— Begin —

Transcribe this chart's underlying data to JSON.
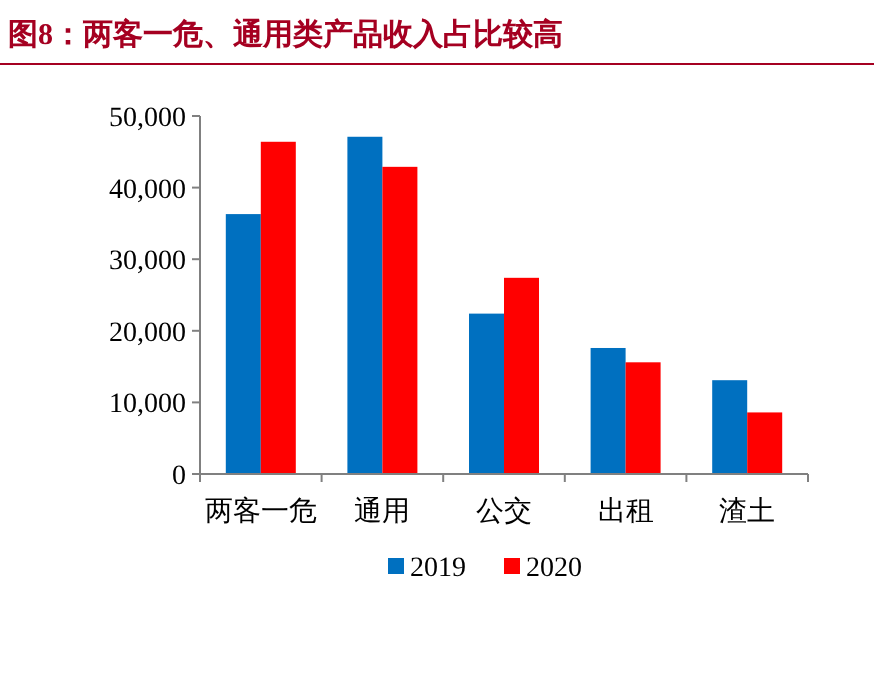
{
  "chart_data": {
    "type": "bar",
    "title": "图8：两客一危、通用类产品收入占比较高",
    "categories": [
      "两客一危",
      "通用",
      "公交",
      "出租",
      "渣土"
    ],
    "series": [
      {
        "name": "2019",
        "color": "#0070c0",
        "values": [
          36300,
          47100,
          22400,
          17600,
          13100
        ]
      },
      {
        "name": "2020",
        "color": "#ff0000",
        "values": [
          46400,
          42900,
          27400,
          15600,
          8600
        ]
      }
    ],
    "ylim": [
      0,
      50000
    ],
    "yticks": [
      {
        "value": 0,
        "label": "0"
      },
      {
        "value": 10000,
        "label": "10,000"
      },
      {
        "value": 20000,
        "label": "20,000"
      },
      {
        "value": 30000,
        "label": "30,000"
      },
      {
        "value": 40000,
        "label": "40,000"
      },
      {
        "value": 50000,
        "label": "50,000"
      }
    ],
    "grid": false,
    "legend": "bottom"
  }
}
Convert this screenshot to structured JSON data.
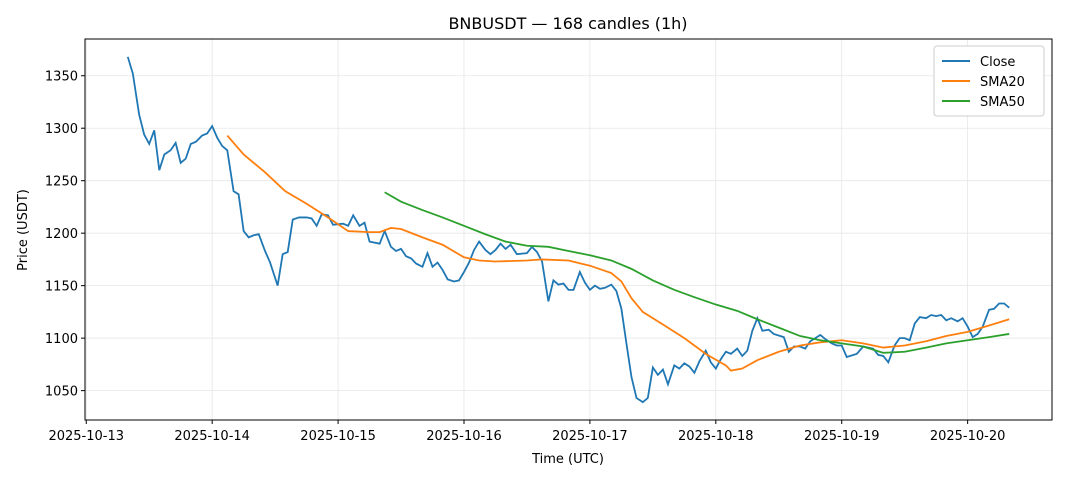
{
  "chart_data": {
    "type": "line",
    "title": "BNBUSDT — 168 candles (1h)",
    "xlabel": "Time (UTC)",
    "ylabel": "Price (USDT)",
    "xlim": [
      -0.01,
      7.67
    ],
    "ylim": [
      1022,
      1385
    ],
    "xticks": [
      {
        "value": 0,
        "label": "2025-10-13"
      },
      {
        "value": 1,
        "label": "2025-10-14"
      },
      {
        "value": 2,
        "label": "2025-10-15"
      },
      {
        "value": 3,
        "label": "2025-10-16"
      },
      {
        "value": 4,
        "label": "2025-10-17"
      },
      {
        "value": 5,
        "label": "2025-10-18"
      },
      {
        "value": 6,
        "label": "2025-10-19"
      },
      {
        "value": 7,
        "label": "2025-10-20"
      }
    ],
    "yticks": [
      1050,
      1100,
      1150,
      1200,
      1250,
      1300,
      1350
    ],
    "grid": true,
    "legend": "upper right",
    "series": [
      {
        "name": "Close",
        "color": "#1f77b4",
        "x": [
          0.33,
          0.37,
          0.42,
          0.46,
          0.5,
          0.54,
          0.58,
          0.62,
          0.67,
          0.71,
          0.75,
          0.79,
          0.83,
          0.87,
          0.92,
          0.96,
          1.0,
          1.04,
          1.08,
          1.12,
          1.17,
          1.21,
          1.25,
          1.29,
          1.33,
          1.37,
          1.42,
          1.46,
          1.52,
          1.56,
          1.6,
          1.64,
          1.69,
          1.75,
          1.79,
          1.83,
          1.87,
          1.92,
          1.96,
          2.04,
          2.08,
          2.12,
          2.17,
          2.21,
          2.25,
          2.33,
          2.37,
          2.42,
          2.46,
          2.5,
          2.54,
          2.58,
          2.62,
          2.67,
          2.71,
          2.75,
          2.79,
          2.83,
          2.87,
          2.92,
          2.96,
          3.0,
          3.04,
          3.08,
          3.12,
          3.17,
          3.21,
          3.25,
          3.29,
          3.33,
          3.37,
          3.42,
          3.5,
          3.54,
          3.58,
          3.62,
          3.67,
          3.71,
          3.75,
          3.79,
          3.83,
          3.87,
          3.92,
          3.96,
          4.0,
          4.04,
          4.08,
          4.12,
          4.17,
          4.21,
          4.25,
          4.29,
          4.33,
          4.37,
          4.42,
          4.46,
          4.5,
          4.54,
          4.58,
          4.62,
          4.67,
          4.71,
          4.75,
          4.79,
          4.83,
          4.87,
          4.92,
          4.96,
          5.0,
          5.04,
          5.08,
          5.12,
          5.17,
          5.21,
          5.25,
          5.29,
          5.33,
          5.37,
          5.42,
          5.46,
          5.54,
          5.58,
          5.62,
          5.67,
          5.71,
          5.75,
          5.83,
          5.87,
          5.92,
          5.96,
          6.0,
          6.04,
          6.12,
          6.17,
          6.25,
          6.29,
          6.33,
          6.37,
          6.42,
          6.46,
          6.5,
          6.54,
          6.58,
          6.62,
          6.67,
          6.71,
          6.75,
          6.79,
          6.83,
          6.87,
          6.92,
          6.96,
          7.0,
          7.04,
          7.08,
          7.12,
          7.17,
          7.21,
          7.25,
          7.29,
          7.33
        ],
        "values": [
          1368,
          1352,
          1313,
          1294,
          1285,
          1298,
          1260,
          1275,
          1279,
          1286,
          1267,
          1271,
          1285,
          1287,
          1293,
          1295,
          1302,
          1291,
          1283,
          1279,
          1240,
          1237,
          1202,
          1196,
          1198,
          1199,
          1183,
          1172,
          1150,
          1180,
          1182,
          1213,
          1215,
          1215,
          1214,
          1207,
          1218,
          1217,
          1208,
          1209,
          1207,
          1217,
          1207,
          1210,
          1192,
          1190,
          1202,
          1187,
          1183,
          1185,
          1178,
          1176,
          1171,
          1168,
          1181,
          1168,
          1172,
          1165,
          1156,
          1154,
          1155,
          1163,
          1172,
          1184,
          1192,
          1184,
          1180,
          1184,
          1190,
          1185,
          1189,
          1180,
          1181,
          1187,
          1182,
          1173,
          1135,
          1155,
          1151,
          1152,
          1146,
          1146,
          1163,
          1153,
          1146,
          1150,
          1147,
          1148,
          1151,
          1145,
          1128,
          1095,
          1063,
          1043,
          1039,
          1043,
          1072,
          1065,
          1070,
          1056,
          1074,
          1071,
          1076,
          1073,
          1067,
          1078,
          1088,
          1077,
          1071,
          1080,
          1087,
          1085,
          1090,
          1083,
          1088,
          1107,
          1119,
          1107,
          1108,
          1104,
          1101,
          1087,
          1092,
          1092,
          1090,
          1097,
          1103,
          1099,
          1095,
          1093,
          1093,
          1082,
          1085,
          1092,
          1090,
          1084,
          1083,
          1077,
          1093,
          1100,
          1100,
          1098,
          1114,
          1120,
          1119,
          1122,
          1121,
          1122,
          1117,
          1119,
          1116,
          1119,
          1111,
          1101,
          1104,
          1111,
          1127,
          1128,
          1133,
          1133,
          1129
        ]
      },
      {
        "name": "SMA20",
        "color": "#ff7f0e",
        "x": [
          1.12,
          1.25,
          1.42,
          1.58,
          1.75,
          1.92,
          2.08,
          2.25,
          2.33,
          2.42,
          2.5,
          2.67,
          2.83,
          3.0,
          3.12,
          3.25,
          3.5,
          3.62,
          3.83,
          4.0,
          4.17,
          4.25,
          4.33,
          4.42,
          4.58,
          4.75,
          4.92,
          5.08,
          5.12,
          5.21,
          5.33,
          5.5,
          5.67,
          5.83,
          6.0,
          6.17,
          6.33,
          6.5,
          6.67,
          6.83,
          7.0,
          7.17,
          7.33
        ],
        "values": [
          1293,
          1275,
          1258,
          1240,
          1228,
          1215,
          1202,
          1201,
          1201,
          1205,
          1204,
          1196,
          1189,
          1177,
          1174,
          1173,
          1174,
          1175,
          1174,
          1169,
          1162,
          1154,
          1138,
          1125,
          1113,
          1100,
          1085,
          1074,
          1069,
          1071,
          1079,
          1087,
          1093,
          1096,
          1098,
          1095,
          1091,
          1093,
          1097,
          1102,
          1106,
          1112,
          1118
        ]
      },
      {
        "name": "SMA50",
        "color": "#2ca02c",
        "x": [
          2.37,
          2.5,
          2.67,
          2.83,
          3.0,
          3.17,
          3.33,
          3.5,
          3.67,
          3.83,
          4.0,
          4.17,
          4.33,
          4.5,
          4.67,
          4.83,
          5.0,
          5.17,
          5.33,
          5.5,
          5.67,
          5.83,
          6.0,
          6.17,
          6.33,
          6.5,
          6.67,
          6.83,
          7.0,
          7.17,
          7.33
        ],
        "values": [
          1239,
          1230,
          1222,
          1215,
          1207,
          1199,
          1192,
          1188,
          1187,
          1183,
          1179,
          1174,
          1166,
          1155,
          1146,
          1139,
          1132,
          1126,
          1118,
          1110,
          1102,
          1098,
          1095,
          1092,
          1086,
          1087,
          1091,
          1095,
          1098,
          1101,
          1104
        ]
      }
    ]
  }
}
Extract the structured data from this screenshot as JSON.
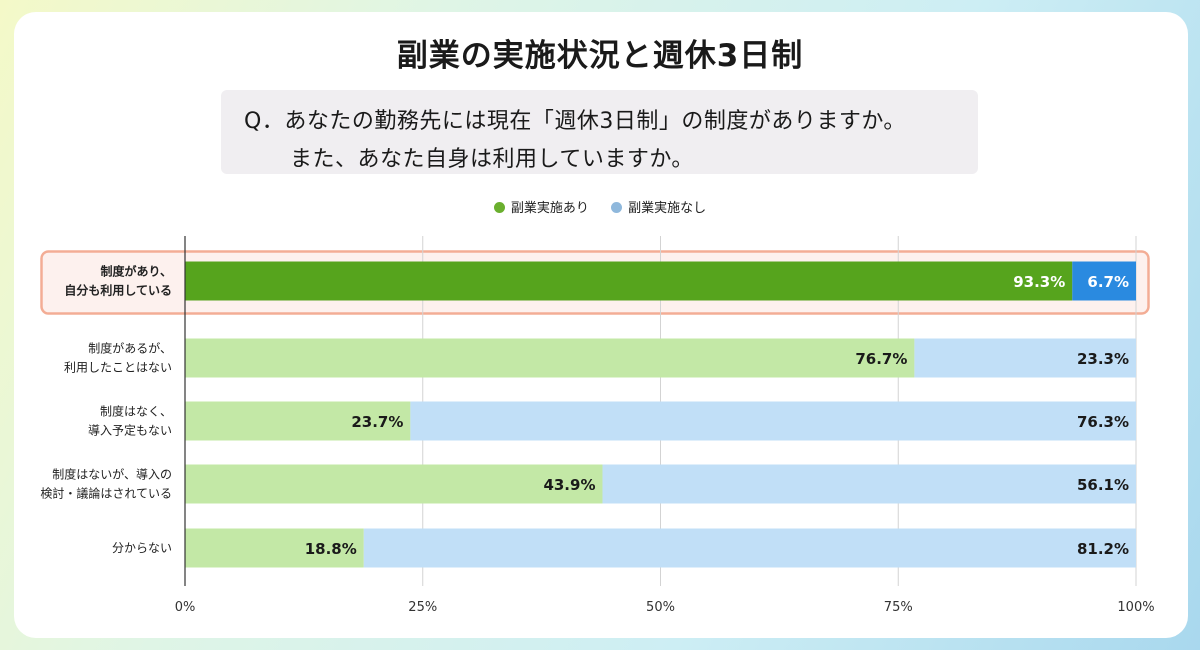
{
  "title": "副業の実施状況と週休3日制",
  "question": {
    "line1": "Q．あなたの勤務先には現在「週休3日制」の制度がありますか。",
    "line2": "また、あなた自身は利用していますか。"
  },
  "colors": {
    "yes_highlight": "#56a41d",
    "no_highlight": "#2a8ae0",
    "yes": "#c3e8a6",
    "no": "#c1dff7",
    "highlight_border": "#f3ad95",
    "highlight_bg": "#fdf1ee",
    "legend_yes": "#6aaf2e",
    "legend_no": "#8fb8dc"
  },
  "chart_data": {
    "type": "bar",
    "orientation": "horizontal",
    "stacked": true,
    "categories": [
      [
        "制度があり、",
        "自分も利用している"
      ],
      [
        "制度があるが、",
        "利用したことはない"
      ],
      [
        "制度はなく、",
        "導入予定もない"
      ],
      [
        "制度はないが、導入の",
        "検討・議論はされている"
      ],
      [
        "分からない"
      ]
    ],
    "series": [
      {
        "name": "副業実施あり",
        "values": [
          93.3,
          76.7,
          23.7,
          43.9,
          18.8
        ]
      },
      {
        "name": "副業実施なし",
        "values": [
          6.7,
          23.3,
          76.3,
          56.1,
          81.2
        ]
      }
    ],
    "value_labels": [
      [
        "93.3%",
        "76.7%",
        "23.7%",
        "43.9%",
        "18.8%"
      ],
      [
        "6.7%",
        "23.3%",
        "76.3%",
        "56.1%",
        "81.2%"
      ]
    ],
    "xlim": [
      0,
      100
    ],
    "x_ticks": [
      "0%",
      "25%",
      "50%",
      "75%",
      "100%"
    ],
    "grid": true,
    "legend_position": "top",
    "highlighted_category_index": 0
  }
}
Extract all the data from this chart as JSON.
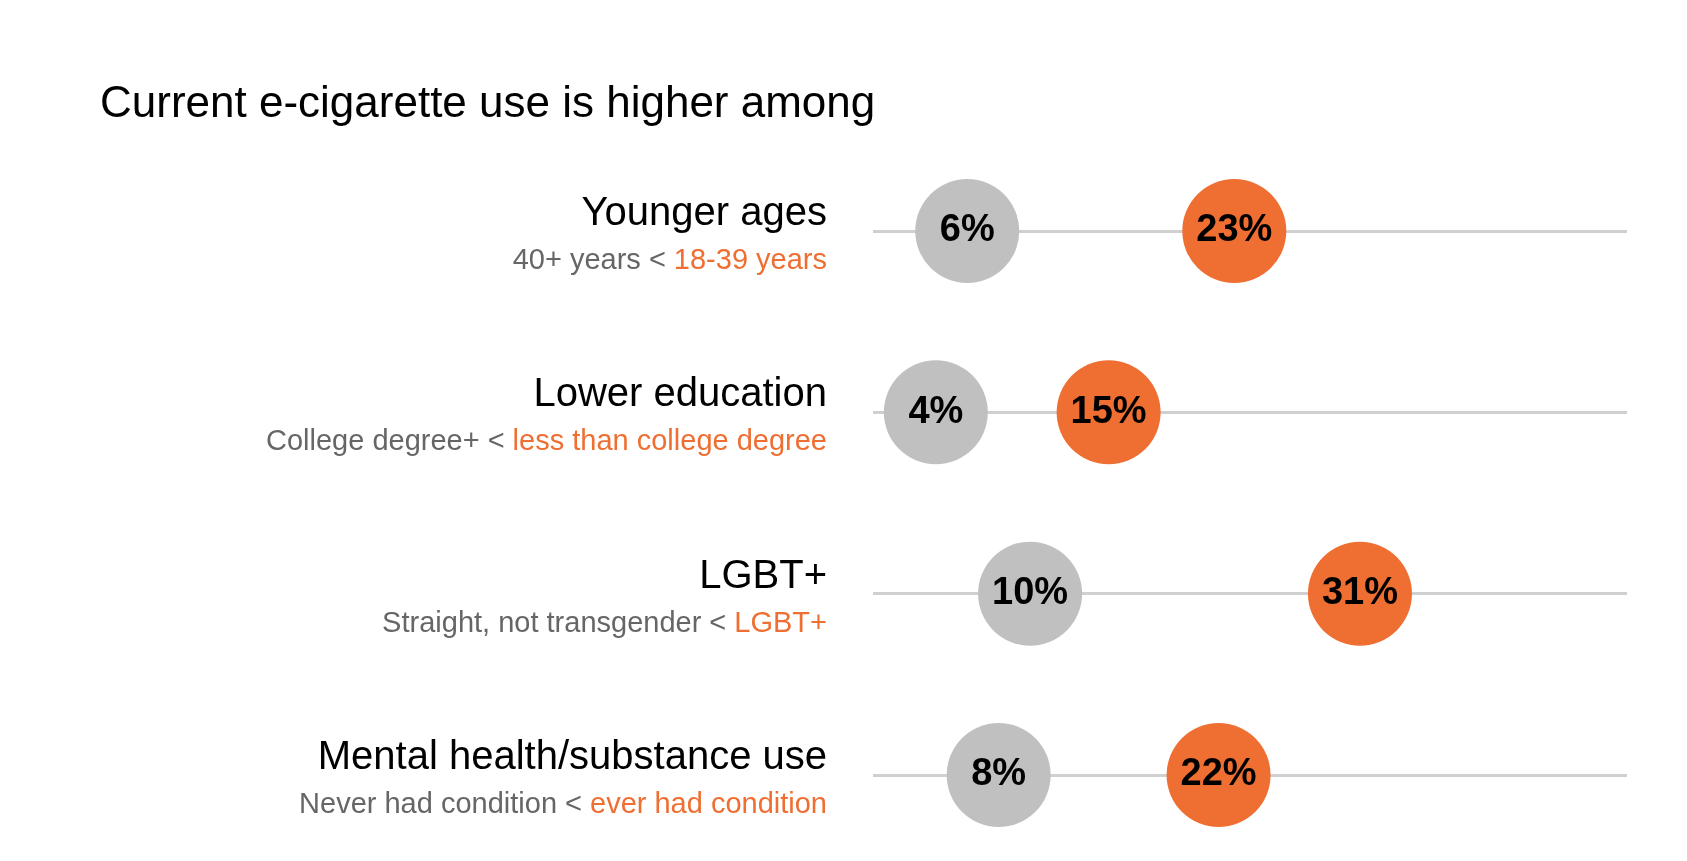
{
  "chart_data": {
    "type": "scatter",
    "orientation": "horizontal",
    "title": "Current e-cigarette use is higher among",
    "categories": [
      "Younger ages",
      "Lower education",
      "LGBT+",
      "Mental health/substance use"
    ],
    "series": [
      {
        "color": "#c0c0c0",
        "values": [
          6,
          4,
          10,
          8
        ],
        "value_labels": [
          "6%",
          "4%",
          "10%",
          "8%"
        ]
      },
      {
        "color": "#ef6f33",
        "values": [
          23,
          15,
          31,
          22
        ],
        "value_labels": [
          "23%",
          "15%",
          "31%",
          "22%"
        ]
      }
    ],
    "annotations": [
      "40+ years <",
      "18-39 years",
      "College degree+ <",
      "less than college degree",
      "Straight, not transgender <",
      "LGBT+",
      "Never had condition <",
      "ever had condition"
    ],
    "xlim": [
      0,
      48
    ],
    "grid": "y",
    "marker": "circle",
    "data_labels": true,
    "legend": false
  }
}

— End —

■ What is required
Starting at the line that contains "Extract all the data from this chart as JSON.", extract each line through the last line of the material exactly as written, and include no pictures.

■ Complete output
Extract all the data from this chart as JSON.
{
  "chart_data": {
    "type": "scatter",
    "orientation": "horizontal",
    "title": "Current e-cigarette use is higher among",
    "categories": [
      "Younger ages",
      "Lower education",
      "LGBT+",
      "Mental health/substance use"
    ],
    "series": [
      {
        "color": "#c0c0c0",
        "values": [
          6,
          4,
          10,
          8
        ],
        "value_labels": [
          "6%",
          "4%",
          "10%",
          "8%"
        ]
      },
      {
        "color": "#ef6f33",
        "values": [
          23,
          15,
          31,
          22
        ],
        "value_labels": [
          "23%",
          "15%",
          "31%",
          "22%"
        ]
      }
    ],
    "annotations": [
      "40+ years <",
      "18-39 years",
      "College degree+ <",
      "less than college degree",
      "Straight, not transgender <",
      "LGBT+",
      "Never had condition <",
      "ever had condition"
    ],
    "xlim": [
      0,
      48
    ],
    "grid": "y",
    "marker": "circle",
    "data_labels": true,
    "legend": false
  }
}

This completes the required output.